(Stored data entries)
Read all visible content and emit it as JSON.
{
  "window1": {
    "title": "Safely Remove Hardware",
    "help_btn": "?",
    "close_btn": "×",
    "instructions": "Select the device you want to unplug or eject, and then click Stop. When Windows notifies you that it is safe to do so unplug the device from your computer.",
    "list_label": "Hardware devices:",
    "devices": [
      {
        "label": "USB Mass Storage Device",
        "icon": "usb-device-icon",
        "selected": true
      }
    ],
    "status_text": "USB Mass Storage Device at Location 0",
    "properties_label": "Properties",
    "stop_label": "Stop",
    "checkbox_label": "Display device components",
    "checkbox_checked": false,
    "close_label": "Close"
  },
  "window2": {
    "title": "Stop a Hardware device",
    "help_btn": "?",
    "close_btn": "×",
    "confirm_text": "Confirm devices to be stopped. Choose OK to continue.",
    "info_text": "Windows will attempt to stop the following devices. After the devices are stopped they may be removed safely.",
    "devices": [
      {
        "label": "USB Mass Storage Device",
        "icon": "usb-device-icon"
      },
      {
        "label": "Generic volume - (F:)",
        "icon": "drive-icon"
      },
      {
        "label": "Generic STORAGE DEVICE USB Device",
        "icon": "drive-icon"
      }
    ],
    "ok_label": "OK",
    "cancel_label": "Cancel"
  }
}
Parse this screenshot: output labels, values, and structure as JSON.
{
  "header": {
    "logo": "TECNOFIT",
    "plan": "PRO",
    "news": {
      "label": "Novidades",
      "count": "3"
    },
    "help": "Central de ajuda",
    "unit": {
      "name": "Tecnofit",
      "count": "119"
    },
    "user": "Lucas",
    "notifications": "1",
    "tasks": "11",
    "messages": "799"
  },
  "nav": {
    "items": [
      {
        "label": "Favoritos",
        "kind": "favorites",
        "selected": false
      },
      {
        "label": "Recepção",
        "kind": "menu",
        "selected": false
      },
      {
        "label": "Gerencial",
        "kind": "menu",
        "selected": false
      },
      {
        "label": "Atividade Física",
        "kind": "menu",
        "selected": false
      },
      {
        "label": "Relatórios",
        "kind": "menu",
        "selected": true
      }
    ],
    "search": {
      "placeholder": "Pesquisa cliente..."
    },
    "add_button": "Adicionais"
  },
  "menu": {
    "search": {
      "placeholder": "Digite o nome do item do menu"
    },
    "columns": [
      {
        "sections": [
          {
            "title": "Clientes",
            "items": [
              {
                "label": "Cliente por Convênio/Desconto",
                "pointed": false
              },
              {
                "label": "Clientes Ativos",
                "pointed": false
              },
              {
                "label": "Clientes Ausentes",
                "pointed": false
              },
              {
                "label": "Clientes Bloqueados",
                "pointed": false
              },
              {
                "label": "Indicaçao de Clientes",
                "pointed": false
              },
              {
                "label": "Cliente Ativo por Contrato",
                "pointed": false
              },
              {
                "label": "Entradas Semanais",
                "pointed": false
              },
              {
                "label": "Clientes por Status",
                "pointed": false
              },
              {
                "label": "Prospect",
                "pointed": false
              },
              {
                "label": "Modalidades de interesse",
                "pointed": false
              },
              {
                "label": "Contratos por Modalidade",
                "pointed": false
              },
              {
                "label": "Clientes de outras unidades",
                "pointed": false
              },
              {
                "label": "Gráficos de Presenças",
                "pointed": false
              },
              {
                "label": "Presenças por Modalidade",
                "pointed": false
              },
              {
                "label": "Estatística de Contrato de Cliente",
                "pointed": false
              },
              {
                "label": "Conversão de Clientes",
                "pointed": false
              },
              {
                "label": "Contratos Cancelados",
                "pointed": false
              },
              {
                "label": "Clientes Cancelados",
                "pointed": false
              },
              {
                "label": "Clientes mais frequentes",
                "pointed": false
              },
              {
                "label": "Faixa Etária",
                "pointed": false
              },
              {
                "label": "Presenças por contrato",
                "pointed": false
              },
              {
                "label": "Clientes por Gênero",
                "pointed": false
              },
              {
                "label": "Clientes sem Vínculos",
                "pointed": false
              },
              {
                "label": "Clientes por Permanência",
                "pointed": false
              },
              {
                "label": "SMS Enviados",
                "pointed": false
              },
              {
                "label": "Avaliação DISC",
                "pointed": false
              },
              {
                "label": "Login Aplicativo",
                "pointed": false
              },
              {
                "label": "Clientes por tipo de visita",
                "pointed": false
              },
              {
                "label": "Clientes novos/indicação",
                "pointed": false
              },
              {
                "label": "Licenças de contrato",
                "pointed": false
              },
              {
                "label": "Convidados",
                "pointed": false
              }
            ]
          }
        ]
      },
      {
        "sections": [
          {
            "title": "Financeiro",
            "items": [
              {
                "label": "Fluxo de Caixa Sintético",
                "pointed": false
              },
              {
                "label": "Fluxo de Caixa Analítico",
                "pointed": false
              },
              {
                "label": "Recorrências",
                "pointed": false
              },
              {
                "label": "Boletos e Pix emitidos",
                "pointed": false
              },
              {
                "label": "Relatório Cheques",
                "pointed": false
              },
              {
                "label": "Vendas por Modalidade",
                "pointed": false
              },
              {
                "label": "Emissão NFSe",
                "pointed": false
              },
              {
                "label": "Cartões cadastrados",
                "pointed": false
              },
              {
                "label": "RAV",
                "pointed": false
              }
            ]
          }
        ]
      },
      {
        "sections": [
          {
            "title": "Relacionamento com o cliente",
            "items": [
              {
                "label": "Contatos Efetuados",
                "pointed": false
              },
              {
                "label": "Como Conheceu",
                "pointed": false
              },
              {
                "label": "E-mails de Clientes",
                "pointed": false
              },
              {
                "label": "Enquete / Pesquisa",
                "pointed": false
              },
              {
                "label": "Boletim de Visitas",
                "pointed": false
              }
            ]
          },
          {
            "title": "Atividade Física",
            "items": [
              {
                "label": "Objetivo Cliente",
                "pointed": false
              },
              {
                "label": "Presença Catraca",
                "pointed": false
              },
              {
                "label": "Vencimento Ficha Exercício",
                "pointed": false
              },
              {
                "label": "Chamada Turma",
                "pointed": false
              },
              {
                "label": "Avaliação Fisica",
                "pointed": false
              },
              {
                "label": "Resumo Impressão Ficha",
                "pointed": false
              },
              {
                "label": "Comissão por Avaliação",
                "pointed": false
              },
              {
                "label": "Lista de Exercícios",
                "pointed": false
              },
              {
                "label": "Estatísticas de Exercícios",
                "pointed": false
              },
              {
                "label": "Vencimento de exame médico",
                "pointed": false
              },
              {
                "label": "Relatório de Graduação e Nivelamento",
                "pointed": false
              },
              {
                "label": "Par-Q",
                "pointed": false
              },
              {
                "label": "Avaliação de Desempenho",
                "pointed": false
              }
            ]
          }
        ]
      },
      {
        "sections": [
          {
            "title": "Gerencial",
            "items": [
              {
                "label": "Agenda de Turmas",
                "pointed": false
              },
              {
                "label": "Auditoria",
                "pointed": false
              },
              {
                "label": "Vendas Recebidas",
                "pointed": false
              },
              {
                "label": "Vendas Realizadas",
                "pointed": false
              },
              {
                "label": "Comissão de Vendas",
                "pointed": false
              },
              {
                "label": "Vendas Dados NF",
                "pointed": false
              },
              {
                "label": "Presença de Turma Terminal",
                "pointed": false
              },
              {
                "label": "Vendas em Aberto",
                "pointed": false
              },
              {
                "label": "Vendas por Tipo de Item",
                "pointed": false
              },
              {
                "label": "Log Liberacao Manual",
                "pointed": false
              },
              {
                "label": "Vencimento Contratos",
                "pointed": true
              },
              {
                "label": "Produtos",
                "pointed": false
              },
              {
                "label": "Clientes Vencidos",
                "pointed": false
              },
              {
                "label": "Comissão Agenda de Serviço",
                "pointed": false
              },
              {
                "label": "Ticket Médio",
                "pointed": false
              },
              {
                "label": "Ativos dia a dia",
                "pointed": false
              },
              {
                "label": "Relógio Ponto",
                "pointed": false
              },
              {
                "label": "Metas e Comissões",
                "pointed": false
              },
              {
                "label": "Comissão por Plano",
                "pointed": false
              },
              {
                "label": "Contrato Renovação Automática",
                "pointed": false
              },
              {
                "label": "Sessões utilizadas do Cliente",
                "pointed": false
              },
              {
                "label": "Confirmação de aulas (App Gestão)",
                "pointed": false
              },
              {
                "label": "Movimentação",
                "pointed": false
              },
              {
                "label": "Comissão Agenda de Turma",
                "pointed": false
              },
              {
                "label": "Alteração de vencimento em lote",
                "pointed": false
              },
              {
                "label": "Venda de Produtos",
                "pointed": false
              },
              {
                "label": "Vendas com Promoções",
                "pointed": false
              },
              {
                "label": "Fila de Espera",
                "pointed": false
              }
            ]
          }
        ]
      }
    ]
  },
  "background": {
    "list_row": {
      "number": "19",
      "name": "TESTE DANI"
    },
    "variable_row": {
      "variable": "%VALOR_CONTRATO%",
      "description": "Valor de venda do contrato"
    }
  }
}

— Job —
Filter lines by "Física" and return each hit.

— Full solution —
        "label": "Atividade Física",
            "title": "Atividade Física",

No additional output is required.